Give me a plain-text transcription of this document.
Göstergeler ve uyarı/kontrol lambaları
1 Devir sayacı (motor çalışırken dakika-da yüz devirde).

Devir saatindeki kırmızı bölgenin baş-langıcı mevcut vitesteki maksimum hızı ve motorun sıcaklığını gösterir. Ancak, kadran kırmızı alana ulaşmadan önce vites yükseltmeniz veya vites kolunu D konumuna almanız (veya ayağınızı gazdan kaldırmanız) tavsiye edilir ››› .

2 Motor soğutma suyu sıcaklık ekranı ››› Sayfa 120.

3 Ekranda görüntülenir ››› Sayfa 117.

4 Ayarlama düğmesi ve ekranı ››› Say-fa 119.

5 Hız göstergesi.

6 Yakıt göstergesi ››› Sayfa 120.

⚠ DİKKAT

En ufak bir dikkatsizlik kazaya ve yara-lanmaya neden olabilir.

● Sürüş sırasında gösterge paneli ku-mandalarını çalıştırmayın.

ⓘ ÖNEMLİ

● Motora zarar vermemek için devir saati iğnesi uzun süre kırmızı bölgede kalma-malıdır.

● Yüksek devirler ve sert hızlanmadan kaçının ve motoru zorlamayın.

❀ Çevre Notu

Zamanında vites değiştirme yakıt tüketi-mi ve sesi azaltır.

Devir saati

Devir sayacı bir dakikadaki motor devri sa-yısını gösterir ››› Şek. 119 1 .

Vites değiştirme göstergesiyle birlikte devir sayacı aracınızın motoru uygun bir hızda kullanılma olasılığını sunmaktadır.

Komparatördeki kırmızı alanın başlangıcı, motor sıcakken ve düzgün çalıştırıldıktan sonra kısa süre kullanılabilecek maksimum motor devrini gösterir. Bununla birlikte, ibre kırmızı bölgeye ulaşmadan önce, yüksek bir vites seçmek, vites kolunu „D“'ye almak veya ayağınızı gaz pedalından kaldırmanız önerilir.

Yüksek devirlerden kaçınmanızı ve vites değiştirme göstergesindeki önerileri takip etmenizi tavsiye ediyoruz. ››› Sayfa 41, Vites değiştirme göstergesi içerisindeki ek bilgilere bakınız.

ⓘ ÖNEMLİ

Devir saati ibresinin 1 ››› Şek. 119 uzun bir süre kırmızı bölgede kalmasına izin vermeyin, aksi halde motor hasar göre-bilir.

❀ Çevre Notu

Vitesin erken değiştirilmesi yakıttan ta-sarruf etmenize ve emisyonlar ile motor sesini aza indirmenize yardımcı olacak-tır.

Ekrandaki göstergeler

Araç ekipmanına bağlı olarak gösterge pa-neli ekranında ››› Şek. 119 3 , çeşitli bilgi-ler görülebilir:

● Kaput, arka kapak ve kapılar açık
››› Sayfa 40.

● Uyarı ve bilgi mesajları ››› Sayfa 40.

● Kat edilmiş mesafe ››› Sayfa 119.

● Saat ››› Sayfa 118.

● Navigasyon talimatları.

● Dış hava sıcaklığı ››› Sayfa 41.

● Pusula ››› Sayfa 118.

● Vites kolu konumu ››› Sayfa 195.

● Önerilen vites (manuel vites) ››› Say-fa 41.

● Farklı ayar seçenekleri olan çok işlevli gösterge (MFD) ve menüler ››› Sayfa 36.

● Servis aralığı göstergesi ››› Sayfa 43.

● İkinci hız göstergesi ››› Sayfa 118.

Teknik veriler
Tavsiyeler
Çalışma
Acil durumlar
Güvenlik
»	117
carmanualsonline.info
* * *
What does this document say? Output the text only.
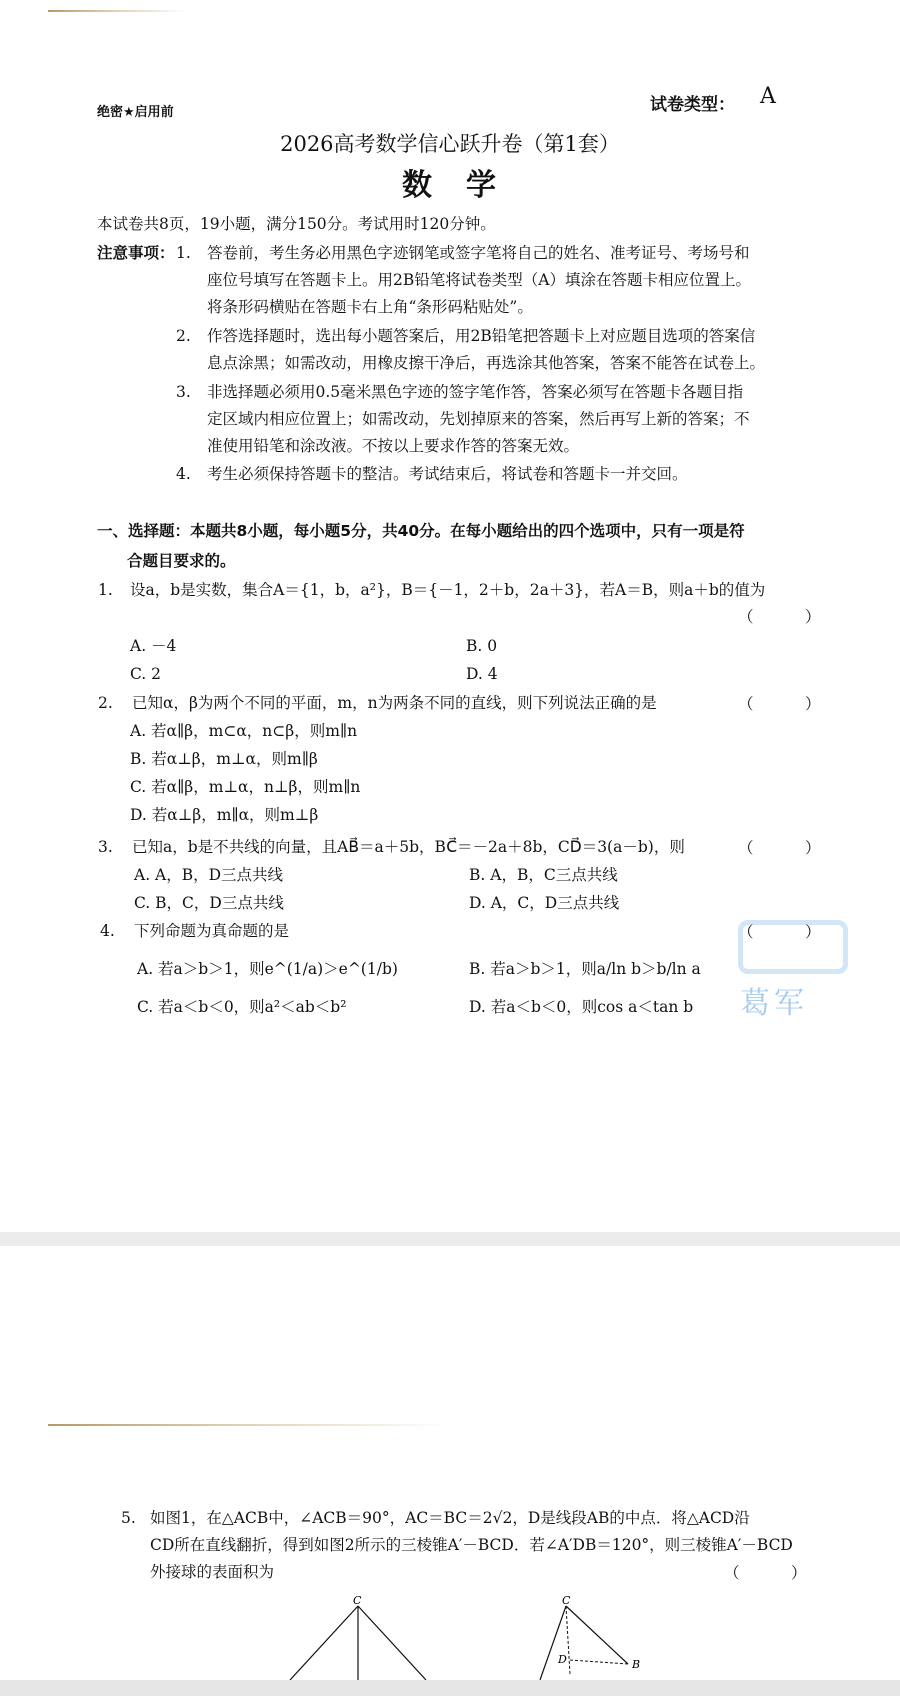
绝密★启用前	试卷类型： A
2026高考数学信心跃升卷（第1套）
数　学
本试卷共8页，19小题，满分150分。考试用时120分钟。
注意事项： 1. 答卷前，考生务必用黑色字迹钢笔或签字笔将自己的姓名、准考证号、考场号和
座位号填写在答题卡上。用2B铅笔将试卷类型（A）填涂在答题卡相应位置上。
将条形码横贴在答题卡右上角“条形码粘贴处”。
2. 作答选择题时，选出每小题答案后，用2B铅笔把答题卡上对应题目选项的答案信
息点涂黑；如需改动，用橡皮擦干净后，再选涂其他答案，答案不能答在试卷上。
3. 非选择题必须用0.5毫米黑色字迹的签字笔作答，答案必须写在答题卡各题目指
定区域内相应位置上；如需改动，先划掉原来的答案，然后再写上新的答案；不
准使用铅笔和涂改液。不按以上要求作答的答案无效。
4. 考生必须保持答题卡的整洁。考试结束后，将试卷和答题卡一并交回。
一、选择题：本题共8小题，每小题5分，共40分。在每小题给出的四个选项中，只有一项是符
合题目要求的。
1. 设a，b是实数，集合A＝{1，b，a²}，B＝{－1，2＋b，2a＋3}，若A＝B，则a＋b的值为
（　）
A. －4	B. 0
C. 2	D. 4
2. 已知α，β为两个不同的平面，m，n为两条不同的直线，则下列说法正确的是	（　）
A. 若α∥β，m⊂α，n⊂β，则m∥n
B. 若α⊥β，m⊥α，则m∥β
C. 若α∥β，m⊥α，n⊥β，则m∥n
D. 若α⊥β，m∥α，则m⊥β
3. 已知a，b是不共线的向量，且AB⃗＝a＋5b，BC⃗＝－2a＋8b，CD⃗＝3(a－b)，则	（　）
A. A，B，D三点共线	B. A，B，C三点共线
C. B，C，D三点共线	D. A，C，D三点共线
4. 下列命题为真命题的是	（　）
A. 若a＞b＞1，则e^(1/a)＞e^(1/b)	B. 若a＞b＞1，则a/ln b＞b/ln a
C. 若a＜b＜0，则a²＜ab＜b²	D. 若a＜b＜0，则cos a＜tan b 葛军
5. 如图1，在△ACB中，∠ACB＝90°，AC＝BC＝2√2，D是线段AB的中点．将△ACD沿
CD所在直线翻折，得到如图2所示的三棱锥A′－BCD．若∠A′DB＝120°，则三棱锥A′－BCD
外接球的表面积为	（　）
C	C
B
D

> [Required task]:
Tally how many lines of the material contain the word "this". The answer must be the number and nothing else.

> [Solution to the exercise]:
2